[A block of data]
____

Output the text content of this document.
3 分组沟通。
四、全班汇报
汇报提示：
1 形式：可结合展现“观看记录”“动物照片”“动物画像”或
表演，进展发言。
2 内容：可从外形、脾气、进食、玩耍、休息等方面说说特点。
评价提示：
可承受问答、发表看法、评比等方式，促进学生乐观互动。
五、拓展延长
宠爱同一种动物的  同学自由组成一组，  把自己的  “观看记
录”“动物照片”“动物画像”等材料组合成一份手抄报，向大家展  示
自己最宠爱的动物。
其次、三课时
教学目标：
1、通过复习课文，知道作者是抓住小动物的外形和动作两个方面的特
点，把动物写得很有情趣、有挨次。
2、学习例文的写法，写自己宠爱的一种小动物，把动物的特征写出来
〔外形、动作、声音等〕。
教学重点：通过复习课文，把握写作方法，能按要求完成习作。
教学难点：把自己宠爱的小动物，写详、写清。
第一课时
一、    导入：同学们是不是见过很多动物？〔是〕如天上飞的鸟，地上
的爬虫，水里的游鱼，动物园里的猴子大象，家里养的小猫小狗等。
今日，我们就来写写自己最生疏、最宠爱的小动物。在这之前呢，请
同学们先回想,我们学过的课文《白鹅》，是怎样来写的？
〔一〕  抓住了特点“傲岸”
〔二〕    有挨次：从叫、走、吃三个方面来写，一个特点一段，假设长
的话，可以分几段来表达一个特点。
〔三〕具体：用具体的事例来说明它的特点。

____

[Task details] Send back every record, precisely as written.

[Exercise result]
Output the text content of this document.
3 分组沟通。
四、全班汇报
汇报提示：
1 形式：可结合展现“观看记录”“动物照片”“动物画像”或
表演，进展发言。
2 内容：可从外形、脾气、进食、玩耍、休息等方面说说特点。
评价提示：
可承受问答、发表看法、评比等方式，促进学生乐观互动。
五、拓展延长
宠爱同一种动物的  同学自由组成一组，  把自己的  “观看记
录”“动物照片”“动物画像”等材料组合成一份手抄报，向大家展  示
自己最宠爱的动物。
其次、三课时
教学目标：
1、通过复习课文，知道作者是抓住小动物的外形和动作两个方面的特
点，把动物写得很有情趣、有挨次。
2、学习例文的写法，写自己宠爱的一种小动物，把动物的特征写出来
〔外形、动作、声音等〕。
教学重点：通过复习课文，把握写作方法，能按要求完成习作。
教学难点：把自己宠爱的小动物，写详、写清。
第一课时
一、    导入：同学们是不是见过很多动物？〔是〕如天上飞的鸟，地上
的爬虫，水里的游鱼，动物园里的猴子大象，家里养的小猫小狗等。
今日，我们就来写写自己最生疏、最宠爱的小动物。在这之前呢，请
同学们先回想,我们学过的课文《白鹅》，是怎样来写的？
〔一〕  抓住了特点“傲岸”
〔二〕    有挨次：从叫、走、吃三个方面来写，一个特点一段，假设长
的话，可以分几段来表达一个特点。
〔三〕具体：用具体的事例来说明它的特点。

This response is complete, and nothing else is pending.